* _PROMPT_:
Where a line below holds the string "Material", copy that line.

* _DATA EXTRACT_:
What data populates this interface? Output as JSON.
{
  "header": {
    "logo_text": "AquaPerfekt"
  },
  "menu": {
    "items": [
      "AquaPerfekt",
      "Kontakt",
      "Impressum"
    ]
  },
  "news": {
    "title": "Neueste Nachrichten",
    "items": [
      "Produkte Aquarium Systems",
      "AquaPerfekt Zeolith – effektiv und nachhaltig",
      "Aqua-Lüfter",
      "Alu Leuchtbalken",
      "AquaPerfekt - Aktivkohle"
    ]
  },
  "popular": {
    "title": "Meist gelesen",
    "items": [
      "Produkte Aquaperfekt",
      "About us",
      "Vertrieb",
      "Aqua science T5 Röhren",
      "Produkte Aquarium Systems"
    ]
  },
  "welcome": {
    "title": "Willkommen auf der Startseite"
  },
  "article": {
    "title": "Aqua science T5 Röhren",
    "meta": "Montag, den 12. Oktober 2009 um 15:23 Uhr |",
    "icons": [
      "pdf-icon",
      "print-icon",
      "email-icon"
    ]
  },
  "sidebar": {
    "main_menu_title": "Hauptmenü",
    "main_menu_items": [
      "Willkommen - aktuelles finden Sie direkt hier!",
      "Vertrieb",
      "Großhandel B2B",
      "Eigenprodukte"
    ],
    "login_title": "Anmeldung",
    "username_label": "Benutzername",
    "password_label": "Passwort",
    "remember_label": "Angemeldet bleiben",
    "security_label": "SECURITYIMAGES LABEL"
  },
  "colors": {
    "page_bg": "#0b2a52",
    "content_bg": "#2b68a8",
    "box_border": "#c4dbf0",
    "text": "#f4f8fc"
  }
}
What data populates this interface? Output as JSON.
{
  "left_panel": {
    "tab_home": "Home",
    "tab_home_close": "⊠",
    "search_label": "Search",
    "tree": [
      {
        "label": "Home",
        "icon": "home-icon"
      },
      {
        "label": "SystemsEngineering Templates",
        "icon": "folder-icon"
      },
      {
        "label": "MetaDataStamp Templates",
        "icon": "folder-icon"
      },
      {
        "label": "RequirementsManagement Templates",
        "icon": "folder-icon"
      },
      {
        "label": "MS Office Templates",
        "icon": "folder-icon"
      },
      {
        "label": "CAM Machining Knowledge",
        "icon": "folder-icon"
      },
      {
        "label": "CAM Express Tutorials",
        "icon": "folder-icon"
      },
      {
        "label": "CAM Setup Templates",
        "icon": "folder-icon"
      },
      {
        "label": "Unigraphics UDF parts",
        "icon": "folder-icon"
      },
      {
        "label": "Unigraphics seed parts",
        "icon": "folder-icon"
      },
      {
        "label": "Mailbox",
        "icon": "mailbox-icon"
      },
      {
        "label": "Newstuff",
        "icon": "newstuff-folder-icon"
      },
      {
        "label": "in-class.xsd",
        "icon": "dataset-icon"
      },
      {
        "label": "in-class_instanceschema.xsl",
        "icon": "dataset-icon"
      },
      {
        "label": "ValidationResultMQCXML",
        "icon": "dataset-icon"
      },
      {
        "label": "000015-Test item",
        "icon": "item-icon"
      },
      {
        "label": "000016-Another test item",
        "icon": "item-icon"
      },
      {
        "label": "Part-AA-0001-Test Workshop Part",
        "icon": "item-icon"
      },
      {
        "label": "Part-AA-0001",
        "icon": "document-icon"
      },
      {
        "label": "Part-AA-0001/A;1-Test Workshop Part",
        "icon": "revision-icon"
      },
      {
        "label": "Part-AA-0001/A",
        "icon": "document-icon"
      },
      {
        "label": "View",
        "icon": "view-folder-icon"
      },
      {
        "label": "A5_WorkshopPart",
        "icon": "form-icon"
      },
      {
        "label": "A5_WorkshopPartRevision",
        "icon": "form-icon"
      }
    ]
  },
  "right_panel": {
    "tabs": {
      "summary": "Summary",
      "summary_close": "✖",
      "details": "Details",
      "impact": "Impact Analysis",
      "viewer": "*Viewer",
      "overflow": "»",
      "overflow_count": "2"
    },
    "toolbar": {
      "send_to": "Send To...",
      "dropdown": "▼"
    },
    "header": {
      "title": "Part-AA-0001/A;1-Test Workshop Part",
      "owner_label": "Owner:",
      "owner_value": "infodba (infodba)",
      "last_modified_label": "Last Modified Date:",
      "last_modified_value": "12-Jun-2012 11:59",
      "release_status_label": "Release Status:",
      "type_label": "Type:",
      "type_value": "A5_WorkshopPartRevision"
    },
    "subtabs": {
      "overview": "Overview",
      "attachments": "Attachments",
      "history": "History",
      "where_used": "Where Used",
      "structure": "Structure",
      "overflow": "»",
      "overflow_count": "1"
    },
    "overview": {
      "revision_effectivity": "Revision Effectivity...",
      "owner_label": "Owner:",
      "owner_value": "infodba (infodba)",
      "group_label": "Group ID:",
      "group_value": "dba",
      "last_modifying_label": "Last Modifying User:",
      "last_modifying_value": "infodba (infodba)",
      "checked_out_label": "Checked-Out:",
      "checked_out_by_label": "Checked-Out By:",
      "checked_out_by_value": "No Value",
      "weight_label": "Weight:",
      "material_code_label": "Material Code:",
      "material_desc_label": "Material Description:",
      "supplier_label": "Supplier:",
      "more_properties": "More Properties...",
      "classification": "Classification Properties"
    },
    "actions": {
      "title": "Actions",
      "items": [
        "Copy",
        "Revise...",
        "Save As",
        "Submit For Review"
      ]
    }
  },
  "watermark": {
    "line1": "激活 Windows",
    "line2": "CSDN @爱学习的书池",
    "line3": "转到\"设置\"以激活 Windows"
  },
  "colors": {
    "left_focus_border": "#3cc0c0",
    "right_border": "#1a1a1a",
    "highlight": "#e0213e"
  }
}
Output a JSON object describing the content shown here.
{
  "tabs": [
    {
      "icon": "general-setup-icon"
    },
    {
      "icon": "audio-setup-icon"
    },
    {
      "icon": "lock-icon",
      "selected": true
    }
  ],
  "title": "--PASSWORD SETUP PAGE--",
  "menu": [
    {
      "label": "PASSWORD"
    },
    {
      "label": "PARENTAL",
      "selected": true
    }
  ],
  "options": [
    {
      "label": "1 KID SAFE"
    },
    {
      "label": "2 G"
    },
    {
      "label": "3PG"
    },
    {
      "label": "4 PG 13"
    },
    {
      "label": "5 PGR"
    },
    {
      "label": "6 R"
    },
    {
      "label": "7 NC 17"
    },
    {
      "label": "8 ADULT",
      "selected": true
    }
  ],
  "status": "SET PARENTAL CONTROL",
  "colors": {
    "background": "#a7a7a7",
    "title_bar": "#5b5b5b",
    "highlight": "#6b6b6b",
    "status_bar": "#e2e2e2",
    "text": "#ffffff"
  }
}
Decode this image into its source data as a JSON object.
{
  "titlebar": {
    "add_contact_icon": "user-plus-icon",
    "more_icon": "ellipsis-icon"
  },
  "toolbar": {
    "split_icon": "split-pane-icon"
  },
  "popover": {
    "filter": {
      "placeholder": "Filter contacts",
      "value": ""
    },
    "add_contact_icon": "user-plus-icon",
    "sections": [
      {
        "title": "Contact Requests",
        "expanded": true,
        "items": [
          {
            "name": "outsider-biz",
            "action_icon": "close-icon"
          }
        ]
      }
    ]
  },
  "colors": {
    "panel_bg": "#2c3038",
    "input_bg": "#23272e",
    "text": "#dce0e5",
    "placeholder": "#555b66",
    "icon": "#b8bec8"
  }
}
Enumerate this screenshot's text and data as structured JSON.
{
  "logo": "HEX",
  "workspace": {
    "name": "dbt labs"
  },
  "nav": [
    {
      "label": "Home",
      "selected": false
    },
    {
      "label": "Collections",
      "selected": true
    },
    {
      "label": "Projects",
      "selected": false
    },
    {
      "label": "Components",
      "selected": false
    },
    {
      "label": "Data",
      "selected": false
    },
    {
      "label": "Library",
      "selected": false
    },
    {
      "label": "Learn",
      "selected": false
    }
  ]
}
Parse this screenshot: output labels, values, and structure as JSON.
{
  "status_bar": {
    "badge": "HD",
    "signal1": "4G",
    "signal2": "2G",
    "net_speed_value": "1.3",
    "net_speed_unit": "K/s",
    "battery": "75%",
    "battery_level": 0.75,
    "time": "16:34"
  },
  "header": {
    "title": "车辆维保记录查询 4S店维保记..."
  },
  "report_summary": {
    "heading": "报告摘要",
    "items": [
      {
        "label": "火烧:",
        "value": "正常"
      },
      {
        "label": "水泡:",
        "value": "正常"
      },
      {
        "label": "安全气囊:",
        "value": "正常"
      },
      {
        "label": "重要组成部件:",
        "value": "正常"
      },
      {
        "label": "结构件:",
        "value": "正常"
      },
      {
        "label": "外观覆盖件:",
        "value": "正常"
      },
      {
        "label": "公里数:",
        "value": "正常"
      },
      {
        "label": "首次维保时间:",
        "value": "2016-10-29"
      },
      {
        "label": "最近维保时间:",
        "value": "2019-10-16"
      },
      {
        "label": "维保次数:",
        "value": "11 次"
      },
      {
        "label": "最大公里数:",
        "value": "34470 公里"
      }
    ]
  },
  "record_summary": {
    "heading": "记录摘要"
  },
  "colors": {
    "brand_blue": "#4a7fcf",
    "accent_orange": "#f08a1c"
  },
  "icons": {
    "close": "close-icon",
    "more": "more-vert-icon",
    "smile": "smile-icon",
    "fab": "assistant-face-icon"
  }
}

* _EXERCISE OUTPUT_:
      "material_code_label": "Material Code:",
      "material_desc_label": "Material Description:",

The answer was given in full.